— START OF SUPPLIED DATA —

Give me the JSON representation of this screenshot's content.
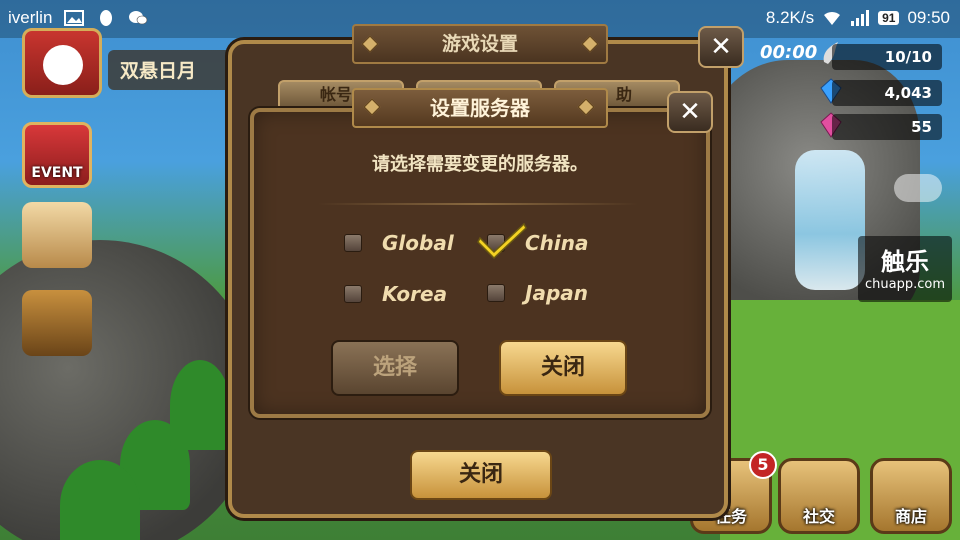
{
  "status_bar": {
    "carrier": "iverlin",
    "speed": "8.2K/s",
    "battery": "91",
    "time": "09:50"
  },
  "hud": {
    "player_name": "双悬日月",
    "timer": "00:00",
    "resources": [
      {
        "icon": "wing-icon",
        "value": "10/10"
      },
      {
        "icon": "crystal-icon",
        "value": "4,043"
      },
      {
        "icon": "gem-icon",
        "value": "55"
      }
    ],
    "event_label": "EVENT",
    "bottom_buttons": [
      {
        "label": "任务",
        "badge": "5"
      },
      {
        "label": "社交"
      },
      {
        "label": "商店"
      }
    ]
  },
  "watermark": {
    "title": "触乐",
    "site": "chuapp.com"
  },
  "outer_dialog": {
    "title": "游戏设置",
    "tabs": [
      "帐号",
      "",
      "助"
    ],
    "close_button": "关闭"
  },
  "server_dialog": {
    "title": "设置服务器",
    "prompt": "请选择需要变更的服务器。",
    "options": [
      {
        "label": "Global",
        "checked": false
      },
      {
        "label": "China",
        "checked": true
      },
      {
        "label": "Korea",
        "checked": false
      },
      {
        "label": "Japan",
        "checked": false
      }
    ],
    "select_button": "选择",
    "close_button": "关闭"
  },
  "colors": {
    "panel": "#4c3320",
    "border": "#9d7a45",
    "gold_button": "#e0b35f",
    "checkmark": "#f4d223"
  }
}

— END OF SUPPLIED DATA —

STATED EXERCISE: Output all of the entries verbatim, leaving out any images.

FINISHED ANSWER:
Give me the JSON representation of this screenshot's content.
{
  "status_bar": {
    "carrier": "iverlin",
    "speed": "8.2K/s",
    "battery": "91",
    "time": "09:50"
  },
  "hud": {
    "player_name": "双悬日月",
    "timer": "00:00",
    "resources": [
      {
        "icon": "wing-icon",
        "value": "10/10"
      },
      {
        "icon": "crystal-icon",
        "value": "4,043"
      },
      {
        "icon": "gem-icon",
        "value": "55"
      }
    ],
    "event_label": "EVENT",
    "bottom_buttons": [
      {
        "label": "任务",
        "badge": "5"
      },
      {
        "label": "社交"
      },
      {
        "label": "商店"
      }
    ]
  },
  "watermark": {
    "title": "触乐",
    "site": "chuapp.com"
  },
  "outer_dialog": {
    "title": "游戏设置",
    "tabs": [
      "帐号",
      "",
      "助"
    ],
    "close_button": "关闭"
  },
  "server_dialog": {
    "title": "设置服务器",
    "prompt": "请选择需要变更的服务器。",
    "options": [
      {
        "label": "Global",
        "checked": false
      },
      {
        "label": "China",
        "checked": true
      },
      {
        "label": "Korea",
        "checked": false
      },
      {
        "label": "Japan",
        "checked": false
      }
    ],
    "select_button": "选择",
    "close_button": "关闭"
  },
  "colors": {
    "panel": "#4c3320",
    "border": "#9d7a45",
    "gold_button": "#e0b35f",
    "checkmark": "#f4d223"
  }
}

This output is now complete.